Stored dataset items

[Start]

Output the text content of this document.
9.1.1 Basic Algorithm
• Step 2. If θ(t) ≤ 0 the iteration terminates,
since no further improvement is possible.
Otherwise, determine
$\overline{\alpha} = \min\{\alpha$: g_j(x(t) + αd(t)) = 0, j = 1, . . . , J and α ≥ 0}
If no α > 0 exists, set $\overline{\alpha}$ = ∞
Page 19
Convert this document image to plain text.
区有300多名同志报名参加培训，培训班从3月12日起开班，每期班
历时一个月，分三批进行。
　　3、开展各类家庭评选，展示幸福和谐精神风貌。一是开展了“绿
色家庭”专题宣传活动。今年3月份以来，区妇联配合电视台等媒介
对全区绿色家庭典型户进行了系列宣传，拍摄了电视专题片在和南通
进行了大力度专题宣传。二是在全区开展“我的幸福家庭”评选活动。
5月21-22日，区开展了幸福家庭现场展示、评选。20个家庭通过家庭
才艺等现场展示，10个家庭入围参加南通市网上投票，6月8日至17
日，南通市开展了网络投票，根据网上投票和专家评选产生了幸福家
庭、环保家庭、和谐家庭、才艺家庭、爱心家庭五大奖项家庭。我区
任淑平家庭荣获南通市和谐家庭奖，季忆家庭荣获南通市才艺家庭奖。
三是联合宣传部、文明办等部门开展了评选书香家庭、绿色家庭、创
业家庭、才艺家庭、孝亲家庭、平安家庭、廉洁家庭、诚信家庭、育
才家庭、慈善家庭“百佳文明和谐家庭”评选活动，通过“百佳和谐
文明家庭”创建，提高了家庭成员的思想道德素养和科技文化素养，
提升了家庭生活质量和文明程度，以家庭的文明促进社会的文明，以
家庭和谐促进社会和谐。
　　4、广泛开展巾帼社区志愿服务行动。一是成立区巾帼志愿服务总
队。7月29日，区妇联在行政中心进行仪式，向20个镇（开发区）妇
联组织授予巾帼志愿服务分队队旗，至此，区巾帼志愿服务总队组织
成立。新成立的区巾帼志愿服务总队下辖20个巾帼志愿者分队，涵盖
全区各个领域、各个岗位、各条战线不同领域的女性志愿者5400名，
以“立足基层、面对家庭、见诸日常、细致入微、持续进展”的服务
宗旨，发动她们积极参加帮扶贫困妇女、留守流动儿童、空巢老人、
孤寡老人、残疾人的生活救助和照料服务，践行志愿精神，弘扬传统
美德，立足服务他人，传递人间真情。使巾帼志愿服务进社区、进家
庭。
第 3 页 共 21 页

[End]

§ Given task: List all lines above in which the string "this" appears.

§ Output of the exercise:
Output the text content of this document.
Convert this document image to plain text.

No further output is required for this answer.